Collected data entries
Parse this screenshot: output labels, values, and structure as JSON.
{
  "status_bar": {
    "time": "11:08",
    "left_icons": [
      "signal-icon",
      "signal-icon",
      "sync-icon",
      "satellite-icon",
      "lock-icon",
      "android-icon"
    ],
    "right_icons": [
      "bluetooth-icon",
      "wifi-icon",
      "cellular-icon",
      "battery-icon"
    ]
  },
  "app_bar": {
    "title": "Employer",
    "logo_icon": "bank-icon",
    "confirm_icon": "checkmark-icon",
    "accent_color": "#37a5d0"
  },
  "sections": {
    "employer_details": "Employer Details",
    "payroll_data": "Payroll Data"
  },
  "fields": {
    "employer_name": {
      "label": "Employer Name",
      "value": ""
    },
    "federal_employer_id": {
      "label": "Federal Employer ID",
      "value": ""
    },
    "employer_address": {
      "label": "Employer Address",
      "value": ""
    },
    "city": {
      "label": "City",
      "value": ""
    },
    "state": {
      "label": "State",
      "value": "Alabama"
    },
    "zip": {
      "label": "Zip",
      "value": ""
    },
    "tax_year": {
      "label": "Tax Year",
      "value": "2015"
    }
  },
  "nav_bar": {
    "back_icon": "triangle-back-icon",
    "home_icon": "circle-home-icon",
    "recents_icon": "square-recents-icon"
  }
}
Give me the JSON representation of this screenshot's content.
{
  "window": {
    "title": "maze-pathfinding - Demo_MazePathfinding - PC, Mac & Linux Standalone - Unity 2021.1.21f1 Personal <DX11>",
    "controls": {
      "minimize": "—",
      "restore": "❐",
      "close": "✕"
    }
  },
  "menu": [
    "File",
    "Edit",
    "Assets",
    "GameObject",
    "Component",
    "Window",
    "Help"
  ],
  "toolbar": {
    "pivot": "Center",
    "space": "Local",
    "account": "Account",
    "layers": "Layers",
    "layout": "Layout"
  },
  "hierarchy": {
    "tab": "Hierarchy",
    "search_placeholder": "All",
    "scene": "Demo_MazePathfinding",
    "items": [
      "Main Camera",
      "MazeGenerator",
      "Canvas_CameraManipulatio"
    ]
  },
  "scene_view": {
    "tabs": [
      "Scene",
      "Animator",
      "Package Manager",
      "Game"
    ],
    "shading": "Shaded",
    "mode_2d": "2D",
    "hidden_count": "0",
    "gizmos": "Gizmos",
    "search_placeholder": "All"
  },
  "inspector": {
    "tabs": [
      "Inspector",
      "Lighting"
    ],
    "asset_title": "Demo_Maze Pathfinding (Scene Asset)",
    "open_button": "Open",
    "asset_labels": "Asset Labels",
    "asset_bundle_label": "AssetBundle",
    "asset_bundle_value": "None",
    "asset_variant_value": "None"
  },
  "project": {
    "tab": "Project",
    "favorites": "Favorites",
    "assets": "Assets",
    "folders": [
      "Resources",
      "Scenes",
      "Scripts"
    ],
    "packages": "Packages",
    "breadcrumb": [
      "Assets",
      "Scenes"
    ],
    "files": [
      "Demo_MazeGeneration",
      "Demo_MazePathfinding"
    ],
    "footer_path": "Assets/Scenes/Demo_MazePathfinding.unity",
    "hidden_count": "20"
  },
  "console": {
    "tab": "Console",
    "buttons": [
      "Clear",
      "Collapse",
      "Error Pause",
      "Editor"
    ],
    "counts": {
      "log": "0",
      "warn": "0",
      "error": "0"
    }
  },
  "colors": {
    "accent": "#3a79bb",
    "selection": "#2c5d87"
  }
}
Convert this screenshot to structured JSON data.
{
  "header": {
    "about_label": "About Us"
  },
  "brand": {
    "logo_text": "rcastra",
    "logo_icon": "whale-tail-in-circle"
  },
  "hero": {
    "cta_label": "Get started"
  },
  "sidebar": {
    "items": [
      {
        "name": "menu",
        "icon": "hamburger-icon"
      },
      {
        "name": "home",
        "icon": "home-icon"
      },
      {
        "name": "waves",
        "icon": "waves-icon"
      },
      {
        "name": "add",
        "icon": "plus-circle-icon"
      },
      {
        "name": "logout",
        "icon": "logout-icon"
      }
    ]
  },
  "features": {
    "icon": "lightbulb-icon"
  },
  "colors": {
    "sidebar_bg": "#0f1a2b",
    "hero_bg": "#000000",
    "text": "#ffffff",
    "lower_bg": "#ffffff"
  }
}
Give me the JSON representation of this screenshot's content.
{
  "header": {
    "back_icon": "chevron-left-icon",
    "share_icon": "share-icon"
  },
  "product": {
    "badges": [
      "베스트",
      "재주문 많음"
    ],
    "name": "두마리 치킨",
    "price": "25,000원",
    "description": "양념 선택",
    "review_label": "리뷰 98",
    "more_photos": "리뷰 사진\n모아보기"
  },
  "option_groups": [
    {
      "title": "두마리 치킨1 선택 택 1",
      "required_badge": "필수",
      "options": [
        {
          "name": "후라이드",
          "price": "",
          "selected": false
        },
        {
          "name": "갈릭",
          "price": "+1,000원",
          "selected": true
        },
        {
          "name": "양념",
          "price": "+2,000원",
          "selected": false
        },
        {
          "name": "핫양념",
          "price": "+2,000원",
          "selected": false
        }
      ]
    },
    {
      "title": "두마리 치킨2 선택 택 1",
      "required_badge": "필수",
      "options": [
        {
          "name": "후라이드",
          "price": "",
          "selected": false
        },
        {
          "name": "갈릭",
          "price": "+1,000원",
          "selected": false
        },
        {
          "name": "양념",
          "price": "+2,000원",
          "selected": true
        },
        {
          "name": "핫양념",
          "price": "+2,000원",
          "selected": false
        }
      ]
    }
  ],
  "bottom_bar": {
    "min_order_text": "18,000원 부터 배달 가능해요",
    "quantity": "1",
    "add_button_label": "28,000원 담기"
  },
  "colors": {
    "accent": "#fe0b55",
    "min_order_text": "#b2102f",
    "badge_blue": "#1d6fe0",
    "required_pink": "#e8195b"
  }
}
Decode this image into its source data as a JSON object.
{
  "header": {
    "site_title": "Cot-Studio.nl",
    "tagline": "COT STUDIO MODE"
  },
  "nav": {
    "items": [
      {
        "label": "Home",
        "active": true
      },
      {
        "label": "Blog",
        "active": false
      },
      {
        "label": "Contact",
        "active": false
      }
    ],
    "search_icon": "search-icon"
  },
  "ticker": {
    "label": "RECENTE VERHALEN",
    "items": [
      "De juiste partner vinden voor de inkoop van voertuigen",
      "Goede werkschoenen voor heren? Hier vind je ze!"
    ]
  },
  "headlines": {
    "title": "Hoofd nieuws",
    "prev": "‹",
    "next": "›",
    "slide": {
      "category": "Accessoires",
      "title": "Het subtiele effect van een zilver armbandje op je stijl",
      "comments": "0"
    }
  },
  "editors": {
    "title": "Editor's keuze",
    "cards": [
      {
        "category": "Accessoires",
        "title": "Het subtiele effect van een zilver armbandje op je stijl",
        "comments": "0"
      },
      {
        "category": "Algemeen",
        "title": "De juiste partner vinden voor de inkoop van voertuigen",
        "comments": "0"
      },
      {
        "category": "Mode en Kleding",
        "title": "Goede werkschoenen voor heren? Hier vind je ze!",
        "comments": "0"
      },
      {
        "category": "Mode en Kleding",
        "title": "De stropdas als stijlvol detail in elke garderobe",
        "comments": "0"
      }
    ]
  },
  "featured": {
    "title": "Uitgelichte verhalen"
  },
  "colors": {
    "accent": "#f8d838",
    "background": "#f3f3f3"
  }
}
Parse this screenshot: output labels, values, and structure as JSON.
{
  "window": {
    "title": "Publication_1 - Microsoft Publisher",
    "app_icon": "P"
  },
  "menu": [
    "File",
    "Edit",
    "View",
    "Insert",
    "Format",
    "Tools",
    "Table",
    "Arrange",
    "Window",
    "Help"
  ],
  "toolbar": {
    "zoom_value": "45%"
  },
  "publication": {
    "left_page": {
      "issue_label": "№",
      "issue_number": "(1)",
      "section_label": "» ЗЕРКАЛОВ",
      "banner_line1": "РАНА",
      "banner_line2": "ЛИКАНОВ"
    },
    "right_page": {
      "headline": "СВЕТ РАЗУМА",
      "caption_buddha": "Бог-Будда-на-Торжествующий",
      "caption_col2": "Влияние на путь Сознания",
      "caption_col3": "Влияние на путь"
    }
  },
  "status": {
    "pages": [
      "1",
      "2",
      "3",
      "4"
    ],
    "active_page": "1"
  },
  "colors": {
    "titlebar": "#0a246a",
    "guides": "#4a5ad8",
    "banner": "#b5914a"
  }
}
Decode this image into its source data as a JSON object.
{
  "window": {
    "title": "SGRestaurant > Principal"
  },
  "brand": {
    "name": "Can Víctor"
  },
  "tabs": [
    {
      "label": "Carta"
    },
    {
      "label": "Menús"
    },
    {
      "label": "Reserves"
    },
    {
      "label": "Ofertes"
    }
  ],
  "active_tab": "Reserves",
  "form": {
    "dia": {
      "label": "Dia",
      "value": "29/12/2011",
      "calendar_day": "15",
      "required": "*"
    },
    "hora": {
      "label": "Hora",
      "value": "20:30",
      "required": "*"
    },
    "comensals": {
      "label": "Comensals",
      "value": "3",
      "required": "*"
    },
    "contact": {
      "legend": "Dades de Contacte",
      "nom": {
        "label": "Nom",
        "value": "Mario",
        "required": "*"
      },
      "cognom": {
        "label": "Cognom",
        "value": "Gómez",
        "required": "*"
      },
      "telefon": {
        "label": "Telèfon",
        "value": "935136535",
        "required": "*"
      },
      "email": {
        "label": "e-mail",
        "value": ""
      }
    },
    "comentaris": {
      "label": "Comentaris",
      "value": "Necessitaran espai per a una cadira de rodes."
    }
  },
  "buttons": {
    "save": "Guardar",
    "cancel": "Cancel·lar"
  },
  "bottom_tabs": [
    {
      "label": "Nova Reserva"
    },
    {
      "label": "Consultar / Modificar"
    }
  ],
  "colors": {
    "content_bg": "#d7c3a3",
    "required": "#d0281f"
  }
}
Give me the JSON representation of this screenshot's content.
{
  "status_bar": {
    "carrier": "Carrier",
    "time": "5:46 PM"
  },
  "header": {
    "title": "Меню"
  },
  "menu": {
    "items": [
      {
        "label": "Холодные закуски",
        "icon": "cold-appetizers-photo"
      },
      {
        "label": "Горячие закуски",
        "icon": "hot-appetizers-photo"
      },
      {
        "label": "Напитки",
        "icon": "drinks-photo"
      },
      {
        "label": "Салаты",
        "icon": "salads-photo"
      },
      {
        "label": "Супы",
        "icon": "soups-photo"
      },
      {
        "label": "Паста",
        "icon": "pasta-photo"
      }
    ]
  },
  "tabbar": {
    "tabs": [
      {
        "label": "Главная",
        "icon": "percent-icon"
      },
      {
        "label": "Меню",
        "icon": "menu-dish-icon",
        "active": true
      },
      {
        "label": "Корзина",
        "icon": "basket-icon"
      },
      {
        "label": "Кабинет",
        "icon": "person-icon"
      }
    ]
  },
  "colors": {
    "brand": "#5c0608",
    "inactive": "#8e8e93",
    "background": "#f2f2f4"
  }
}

■ **To be done**: Lines containing the word "menu" must all be returned from the material above.

■ **Solved problem**:
  "menu": [
        "name": "menu",
  "menu": [
  "menu": {
        "icon": "menu-dish-icon",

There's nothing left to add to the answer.